Stated goal -
Work out how many lines in the entries below include the word "测试目的". Give nothing but the number.

-- Start of Input data --

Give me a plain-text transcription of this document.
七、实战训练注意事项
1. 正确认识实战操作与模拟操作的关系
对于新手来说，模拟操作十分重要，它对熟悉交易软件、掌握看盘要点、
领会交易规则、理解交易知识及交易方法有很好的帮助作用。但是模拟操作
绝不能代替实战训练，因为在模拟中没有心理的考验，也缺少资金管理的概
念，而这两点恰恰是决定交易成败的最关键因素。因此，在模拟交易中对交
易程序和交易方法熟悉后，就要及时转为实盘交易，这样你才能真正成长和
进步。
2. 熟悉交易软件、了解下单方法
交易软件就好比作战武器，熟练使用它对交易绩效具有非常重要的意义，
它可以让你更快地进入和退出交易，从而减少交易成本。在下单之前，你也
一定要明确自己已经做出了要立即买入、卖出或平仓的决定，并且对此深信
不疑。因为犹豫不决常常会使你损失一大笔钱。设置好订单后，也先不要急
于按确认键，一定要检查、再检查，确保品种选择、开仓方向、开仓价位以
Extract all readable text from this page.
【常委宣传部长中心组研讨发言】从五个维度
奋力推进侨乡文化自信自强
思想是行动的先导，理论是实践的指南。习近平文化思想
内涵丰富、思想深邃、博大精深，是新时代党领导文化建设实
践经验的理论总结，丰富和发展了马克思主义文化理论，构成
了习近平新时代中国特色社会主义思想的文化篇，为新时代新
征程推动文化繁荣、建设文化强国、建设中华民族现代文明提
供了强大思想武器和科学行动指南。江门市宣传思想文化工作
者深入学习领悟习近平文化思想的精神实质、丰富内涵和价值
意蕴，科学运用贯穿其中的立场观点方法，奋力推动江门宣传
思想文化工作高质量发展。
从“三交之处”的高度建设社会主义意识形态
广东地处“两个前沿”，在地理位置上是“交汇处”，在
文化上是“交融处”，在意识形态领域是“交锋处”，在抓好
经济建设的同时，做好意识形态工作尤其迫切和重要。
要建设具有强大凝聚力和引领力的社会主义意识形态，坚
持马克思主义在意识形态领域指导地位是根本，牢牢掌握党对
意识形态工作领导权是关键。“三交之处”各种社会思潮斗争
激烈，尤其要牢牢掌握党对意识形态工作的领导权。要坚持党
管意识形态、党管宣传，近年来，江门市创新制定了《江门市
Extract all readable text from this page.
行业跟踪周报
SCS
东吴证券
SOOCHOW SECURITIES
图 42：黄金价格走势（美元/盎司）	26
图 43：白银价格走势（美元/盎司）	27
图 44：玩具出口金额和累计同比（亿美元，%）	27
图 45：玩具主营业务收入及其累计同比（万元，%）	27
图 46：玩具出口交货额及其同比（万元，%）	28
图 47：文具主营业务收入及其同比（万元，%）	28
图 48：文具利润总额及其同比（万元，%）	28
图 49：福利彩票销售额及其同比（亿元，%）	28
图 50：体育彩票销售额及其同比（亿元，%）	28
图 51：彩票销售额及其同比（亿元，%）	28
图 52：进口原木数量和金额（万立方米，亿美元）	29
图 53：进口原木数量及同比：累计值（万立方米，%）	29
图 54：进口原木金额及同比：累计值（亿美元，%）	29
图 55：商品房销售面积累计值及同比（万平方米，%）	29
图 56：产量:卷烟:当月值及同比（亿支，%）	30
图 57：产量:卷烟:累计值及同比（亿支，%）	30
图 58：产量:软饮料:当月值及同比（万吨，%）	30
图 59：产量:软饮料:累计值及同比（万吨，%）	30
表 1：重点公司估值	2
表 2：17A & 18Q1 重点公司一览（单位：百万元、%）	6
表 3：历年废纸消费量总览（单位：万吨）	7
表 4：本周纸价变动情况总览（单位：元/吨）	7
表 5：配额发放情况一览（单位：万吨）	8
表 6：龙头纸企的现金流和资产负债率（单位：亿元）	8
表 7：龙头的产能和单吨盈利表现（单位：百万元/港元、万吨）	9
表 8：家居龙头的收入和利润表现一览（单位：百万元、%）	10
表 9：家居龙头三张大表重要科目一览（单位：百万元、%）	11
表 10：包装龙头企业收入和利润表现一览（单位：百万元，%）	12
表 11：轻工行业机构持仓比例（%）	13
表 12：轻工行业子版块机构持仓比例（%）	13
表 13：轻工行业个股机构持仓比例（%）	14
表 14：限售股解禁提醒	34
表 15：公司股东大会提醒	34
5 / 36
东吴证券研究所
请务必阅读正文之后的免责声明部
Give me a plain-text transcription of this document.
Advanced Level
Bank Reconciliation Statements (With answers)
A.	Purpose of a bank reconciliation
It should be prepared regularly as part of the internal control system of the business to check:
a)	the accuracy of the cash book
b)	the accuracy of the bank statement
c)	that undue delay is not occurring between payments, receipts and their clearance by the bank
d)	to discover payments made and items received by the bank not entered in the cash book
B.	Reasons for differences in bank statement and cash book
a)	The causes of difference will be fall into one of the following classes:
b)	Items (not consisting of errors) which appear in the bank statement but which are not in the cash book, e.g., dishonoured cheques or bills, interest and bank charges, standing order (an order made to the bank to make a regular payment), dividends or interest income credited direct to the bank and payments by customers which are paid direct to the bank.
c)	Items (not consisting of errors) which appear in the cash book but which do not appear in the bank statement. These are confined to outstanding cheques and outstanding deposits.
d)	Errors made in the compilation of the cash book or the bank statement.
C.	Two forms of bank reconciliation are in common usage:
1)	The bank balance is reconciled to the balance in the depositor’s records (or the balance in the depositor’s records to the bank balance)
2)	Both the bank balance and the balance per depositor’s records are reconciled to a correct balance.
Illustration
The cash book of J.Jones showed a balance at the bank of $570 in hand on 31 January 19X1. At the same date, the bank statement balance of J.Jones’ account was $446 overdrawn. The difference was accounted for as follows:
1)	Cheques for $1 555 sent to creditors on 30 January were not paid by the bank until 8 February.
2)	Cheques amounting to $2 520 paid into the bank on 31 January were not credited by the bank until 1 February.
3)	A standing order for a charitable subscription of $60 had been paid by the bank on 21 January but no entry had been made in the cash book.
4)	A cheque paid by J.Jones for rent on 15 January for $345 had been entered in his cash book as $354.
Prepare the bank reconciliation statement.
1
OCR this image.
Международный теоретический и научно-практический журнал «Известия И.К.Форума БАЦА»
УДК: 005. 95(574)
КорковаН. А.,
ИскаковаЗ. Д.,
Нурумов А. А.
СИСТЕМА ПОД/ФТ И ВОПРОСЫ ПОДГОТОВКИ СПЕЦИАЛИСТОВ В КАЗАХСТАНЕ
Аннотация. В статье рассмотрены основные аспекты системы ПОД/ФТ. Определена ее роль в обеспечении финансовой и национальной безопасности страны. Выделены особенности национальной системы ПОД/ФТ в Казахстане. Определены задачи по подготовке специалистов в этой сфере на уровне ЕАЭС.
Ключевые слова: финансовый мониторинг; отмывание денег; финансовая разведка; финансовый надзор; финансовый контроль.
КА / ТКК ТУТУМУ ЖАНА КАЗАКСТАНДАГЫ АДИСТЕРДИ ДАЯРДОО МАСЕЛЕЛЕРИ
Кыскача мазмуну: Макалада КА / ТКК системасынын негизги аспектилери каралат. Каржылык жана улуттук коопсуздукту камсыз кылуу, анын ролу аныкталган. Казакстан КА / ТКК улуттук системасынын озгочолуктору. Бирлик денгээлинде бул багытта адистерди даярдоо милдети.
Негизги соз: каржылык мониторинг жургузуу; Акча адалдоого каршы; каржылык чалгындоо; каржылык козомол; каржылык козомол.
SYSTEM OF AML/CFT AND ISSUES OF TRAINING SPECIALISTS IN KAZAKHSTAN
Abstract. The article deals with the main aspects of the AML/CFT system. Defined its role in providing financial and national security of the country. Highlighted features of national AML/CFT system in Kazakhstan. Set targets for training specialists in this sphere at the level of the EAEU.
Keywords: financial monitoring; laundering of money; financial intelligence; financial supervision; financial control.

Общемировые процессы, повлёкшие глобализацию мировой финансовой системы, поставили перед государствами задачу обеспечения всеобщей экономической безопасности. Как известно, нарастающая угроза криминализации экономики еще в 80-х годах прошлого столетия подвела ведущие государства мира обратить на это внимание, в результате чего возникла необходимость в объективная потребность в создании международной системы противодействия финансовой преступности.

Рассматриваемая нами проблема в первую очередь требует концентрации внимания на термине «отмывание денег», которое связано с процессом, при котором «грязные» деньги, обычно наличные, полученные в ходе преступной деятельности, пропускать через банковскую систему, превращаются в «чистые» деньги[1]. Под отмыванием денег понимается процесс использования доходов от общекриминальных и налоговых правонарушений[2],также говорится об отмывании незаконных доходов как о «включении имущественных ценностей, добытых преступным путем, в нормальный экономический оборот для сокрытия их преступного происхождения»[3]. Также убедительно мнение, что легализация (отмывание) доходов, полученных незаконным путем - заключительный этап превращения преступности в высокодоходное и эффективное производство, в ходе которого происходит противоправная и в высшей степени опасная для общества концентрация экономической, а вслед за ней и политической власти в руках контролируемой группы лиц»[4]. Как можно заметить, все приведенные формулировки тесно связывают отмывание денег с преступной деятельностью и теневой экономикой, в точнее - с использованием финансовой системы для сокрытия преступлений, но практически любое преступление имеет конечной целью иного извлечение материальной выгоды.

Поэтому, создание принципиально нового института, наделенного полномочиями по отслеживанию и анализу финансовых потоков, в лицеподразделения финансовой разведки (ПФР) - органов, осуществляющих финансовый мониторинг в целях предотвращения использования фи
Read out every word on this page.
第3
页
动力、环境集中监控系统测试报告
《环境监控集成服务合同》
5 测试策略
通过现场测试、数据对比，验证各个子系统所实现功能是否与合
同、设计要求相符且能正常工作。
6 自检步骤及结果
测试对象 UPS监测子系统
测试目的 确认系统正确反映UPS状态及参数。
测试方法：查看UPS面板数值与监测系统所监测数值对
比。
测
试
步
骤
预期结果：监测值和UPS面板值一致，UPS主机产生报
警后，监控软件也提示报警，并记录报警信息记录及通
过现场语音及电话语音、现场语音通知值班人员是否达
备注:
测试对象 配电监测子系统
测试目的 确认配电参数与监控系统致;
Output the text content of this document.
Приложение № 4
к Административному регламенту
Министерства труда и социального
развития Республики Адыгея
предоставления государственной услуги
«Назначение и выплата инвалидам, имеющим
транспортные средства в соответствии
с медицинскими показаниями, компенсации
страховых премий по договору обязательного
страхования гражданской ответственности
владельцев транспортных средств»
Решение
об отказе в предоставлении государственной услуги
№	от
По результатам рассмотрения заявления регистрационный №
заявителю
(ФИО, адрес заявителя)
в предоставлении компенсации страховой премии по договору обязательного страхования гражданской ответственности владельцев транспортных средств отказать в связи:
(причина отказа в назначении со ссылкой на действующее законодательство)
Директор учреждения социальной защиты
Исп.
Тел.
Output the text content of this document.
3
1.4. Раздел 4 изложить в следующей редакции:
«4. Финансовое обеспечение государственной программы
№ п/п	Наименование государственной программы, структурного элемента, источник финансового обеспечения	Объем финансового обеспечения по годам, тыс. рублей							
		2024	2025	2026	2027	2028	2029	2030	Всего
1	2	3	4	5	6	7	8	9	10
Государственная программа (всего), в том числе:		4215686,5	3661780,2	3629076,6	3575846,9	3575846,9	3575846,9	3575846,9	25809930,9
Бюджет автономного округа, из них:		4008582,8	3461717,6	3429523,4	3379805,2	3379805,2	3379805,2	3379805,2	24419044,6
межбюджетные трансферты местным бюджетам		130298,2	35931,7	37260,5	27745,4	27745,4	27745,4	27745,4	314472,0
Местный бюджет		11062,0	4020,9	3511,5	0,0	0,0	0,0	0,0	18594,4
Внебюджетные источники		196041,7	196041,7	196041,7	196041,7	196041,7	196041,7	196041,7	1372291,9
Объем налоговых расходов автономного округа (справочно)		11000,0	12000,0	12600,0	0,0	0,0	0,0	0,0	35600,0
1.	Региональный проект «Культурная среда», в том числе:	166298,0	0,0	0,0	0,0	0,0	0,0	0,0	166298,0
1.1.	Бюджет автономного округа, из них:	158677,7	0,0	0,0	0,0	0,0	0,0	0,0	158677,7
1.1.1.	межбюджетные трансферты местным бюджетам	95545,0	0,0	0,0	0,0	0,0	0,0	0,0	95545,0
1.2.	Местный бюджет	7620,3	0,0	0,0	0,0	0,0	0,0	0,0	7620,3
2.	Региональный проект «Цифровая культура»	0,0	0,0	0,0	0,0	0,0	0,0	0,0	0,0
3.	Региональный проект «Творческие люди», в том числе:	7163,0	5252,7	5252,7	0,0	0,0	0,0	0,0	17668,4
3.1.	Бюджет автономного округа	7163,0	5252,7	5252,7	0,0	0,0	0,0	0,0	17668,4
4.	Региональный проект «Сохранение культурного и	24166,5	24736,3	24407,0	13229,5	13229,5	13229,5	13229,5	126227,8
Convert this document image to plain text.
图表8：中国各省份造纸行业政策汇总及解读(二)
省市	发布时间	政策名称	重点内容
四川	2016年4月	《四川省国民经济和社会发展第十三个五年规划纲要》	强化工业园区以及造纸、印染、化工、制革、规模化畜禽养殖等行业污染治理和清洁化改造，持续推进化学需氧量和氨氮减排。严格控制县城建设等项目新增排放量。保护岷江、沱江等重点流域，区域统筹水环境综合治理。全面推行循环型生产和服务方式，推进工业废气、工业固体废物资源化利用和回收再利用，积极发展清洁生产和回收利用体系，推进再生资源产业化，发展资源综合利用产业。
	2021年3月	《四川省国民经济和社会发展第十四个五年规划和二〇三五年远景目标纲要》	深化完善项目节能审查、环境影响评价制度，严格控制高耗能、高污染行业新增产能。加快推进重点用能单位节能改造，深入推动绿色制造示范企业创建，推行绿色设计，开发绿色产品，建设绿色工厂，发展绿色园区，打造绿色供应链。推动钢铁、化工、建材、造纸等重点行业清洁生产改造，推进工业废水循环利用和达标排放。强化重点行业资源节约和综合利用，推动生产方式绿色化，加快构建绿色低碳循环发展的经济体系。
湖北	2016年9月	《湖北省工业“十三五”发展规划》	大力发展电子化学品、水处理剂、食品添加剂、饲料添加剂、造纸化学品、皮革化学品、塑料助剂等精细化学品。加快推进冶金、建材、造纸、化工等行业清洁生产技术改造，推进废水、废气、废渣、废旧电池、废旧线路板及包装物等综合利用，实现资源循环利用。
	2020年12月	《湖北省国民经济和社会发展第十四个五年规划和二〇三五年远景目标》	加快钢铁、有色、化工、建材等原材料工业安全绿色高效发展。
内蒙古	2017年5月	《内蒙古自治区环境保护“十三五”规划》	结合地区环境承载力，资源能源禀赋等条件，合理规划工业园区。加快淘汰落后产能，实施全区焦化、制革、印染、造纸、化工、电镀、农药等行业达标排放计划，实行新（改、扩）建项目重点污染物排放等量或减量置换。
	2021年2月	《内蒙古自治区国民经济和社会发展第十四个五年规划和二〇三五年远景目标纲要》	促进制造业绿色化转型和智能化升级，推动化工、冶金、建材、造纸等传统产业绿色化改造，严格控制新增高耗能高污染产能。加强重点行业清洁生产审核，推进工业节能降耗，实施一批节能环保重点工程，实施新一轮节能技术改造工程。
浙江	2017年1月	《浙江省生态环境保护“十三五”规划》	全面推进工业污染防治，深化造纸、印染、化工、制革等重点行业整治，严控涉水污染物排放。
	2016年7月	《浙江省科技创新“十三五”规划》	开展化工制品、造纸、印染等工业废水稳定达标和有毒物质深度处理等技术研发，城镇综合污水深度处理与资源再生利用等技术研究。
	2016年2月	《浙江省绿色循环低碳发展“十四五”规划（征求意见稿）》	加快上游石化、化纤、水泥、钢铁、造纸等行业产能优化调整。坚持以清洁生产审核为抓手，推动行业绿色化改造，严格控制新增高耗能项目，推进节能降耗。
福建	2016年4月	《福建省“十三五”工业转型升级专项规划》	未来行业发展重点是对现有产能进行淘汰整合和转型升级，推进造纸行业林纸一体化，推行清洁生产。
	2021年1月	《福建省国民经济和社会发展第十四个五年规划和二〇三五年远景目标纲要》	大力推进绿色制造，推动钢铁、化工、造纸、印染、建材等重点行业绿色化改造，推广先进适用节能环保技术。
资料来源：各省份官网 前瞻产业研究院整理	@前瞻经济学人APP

-- End of Input data --

The answer -
2